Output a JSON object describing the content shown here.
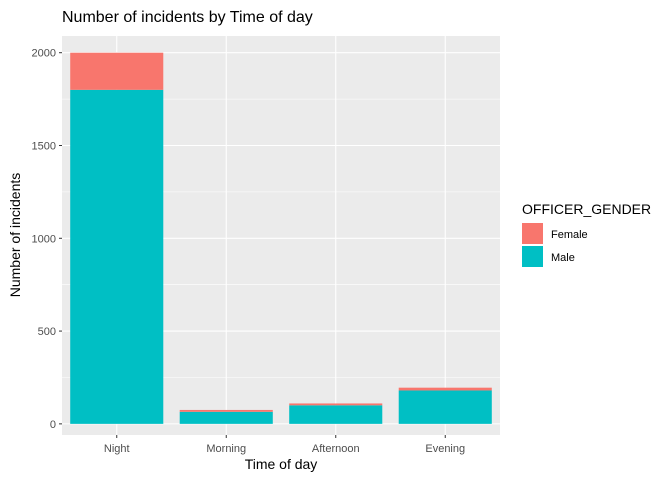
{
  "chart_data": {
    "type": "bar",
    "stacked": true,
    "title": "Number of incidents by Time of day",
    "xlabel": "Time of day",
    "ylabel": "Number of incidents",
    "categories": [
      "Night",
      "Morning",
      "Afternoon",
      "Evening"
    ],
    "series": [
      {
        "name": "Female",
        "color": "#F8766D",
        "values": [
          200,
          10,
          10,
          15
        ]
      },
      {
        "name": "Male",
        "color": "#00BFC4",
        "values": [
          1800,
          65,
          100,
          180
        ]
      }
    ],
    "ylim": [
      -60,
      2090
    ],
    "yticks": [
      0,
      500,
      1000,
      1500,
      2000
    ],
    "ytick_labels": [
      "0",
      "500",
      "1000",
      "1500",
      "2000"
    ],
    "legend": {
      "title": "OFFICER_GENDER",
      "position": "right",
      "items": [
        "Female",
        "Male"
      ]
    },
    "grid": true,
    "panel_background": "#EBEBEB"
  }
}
==
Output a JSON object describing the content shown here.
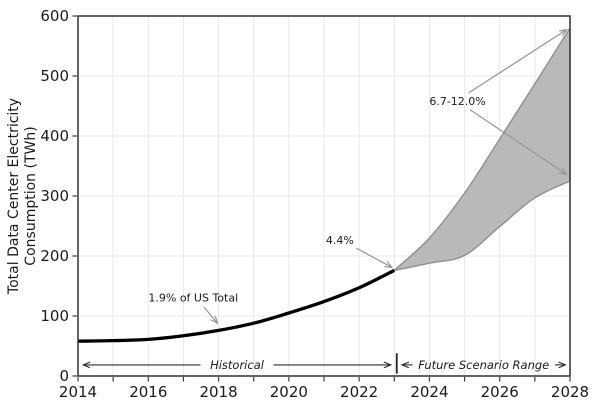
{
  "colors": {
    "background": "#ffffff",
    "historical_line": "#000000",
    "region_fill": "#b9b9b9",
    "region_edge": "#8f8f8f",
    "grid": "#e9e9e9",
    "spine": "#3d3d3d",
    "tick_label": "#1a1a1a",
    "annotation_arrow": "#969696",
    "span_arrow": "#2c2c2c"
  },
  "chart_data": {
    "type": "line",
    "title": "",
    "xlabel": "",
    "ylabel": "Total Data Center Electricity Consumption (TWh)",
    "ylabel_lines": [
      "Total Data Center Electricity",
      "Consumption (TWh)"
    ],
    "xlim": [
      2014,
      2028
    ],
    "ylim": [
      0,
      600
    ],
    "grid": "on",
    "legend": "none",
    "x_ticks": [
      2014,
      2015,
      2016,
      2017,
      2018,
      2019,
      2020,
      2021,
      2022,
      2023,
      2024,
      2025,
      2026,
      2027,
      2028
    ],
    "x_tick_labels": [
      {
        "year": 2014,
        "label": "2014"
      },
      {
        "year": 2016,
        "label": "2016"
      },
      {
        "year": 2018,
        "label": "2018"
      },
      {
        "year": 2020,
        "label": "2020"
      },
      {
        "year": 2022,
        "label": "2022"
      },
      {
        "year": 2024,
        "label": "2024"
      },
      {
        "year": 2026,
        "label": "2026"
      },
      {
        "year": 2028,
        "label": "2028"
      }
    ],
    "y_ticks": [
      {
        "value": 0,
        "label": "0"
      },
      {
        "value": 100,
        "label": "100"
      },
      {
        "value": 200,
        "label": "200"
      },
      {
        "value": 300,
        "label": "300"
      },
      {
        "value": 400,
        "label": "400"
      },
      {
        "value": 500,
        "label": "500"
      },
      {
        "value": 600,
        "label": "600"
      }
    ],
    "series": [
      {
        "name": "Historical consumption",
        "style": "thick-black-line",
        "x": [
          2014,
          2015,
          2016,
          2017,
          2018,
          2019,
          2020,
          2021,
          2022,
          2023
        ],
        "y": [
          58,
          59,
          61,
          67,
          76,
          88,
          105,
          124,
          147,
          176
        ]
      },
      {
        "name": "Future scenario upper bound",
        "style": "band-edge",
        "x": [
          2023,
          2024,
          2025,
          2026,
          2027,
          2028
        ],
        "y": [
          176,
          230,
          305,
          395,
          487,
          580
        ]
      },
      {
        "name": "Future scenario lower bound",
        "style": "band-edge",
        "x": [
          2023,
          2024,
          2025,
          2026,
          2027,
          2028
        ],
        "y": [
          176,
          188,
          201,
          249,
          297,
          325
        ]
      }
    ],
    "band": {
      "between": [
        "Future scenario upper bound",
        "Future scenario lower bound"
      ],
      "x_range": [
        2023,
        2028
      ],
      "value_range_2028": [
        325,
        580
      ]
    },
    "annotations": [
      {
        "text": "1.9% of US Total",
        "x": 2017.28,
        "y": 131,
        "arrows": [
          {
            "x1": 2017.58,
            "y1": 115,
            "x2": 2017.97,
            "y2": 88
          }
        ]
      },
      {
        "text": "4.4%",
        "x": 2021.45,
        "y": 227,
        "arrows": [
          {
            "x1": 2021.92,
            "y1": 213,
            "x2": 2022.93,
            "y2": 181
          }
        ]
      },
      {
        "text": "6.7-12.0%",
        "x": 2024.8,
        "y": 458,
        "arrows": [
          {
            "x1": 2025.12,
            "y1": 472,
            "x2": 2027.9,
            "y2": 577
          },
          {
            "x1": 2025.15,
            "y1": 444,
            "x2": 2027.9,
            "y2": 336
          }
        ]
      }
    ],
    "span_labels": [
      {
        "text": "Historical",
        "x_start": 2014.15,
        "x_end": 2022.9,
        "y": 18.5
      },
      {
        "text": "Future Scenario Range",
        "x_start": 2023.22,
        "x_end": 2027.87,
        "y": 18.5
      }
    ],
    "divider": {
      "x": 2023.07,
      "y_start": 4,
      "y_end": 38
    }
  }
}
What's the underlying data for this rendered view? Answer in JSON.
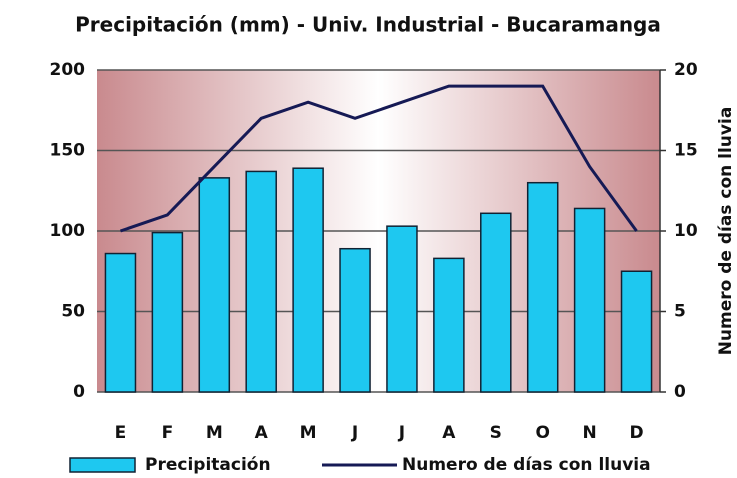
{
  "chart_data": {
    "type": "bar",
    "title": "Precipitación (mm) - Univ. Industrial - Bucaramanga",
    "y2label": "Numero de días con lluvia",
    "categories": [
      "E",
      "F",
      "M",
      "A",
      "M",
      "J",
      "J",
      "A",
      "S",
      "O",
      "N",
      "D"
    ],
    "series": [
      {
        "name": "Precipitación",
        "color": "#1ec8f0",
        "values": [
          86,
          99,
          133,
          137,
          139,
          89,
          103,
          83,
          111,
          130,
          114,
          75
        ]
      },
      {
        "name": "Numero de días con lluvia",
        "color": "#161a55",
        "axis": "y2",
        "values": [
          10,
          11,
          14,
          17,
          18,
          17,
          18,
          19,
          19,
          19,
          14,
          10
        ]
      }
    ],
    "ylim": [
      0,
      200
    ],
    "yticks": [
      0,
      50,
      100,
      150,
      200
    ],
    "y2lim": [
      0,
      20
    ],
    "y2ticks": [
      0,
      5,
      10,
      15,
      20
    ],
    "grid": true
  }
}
* * *
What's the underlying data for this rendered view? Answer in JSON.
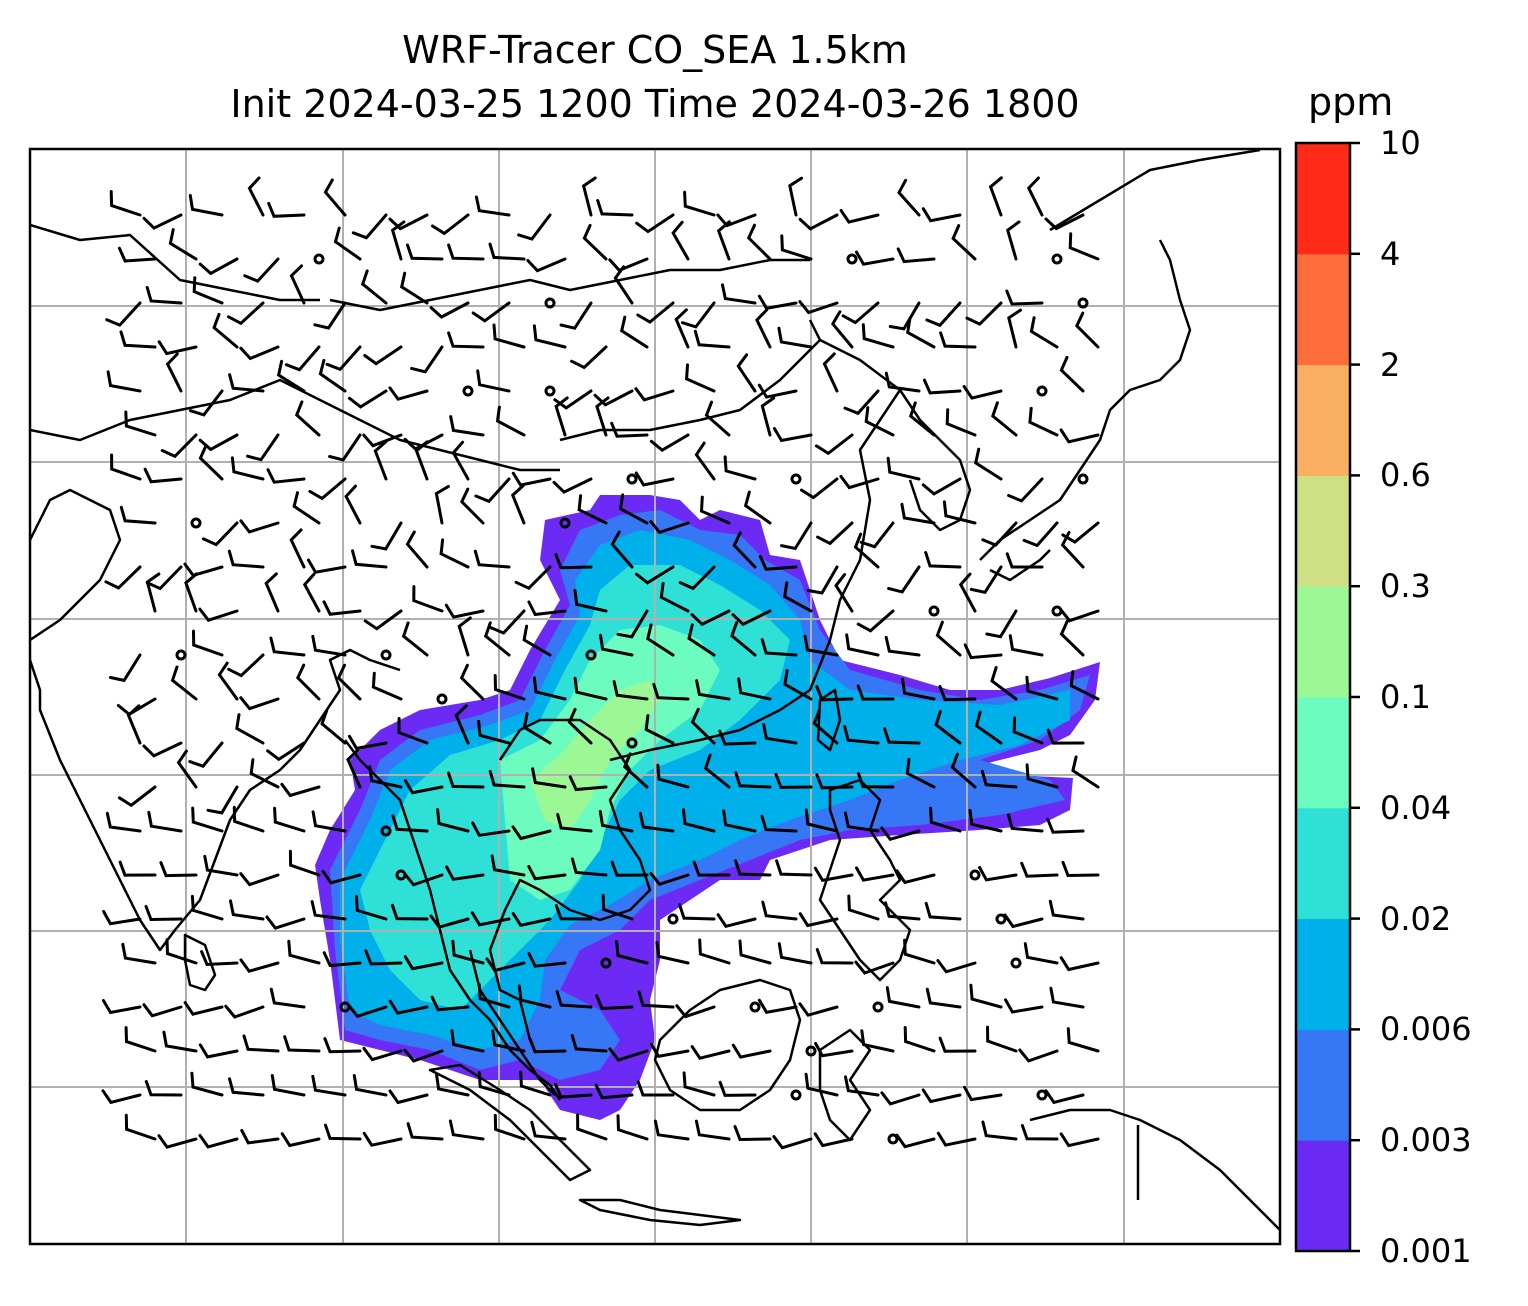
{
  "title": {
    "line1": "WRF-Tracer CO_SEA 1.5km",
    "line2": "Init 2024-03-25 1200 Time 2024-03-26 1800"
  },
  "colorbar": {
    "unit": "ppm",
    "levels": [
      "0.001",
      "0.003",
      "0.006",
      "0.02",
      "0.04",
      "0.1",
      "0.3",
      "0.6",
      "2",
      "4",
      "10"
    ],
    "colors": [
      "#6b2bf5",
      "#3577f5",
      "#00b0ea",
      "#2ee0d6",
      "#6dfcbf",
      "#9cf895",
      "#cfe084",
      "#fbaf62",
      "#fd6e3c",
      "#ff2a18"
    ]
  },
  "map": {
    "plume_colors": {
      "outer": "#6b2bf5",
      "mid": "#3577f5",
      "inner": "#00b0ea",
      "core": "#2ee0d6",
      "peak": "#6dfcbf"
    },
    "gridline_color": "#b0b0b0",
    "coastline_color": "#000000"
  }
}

* [Stated problem]:
Give only the count of lines in the data that include the string "Number".

* [Written response]:
2